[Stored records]
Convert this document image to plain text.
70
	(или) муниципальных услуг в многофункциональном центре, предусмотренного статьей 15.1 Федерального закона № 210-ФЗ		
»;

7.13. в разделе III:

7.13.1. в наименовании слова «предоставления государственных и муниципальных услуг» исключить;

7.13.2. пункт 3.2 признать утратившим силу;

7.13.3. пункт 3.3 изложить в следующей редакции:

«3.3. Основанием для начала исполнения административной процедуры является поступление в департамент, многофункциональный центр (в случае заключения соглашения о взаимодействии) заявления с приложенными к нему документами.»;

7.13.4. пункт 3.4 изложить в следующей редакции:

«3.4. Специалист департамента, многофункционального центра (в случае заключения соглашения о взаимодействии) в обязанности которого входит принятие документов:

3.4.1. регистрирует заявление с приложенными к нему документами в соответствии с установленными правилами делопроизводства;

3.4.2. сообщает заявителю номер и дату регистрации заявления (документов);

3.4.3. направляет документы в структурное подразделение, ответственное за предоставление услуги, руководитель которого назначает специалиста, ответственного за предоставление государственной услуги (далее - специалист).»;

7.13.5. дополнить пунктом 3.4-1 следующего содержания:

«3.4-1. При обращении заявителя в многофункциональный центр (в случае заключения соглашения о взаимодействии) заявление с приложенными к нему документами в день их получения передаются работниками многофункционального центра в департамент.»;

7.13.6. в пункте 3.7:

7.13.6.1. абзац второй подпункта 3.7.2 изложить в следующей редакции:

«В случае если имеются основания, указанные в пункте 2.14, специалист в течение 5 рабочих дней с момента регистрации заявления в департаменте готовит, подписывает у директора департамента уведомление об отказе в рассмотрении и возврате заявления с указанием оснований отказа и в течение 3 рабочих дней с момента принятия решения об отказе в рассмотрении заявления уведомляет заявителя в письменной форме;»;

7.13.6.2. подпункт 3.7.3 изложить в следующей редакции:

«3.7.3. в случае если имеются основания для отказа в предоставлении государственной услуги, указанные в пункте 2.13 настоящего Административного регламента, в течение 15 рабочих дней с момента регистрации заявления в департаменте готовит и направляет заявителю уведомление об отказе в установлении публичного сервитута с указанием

**Task description:**
Copy every line of the data that holds the string "документов".

**Task result:**
«3.4. Специалист департамента, многофункционального центра (в случае заключения соглашения о взаимодействии) в обязанности которого входит принятие документов:
3.4.2. сообщает заявителю номер и дату регистрации заявления (документов);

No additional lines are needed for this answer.